*WHAT IS REQUIRED*
Sort through the entries below and pull out lines containing the word "icon".

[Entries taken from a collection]
· · · · · · ·
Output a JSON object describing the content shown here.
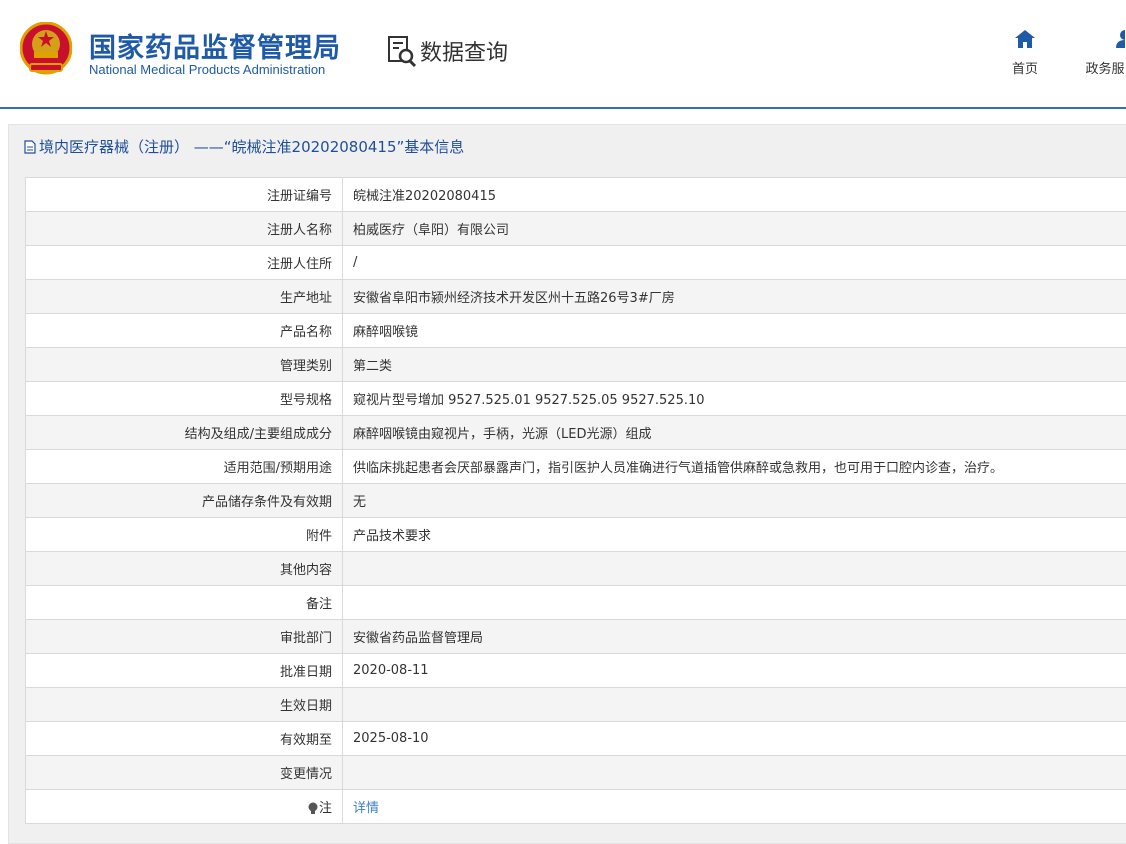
{
  "header": {
    "site_title_cn": "国家药品监督管理局",
    "site_title_en": "National Medical Products Administration",
    "query_label": "数据查询",
    "nav": [
      {
        "label": "首页",
        "icon": "home-icon"
      },
      {
        "label": "政务服",
        "icon": "user-icon"
      }
    ],
    "brand_color": "#1f5aa8"
  },
  "panel": {
    "title": "境内医疗器械（注册） ——“皖械注准20202080415”基本信息"
  },
  "rows": [
    {
      "label": "注册证编号",
      "value": "皖械注准20202080415"
    },
    {
      "label": "注册人名称",
      "value": "柏威医疗（阜阳）有限公司"
    },
    {
      "label": "注册人住所",
      "value": "/"
    },
    {
      "label": "生产地址",
      "value": "安徽省阜阳市颍州经济技术开发区州十五路26号3#厂房"
    },
    {
      "label": "产品名称",
      "value": "麻醉咽喉镜"
    },
    {
      "label": "管理类别",
      "value": "第二类"
    },
    {
      "label": "型号规格",
      "value": "窥视片型号增加 9527.525.01 9527.525.05 9527.525.10"
    },
    {
      "label": "结构及组成/主要组成成分",
      "value": "麻醉咽喉镜由窥视片，手柄，光源（LED光源）组成"
    },
    {
      "label": "适用范围/预期用途",
      "value": "供临床挑起患者会厌部暴露声门，指引医护人员准确进行气道插管供麻醉或急救用，也可用于口腔内诊查，治疗。"
    },
    {
      "label": "产品储存条件及有效期",
      "value": "无"
    },
    {
      "label": "附件",
      "value": "产品技术要求"
    },
    {
      "label": "其他内容",
      "value": ""
    },
    {
      "label": "备注",
      "value": ""
    },
    {
      "label": "审批部门",
      "value": "安徽省药品监督管理局"
    },
    {
      "label": "批准日期",
      "value": "2020-08-11"
    },
    {
      "label": "生效日期",
      "value": ""
    },
    {
      "label": "有效期至",
      "value": "2025-08-10"
    },
    {
      "label": "变更情况",
      "value": ""
    }
  ],
  "note_row": {
    "label": "注",
    "link": "详情",
    "icon": "lightbulb-icon"
  }
}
· · · · · · ·
*CORRECT OUTPUT*
        "icon": "home-icon"
        "icon": "user-icon"
    "icon": "lightbulb-icon"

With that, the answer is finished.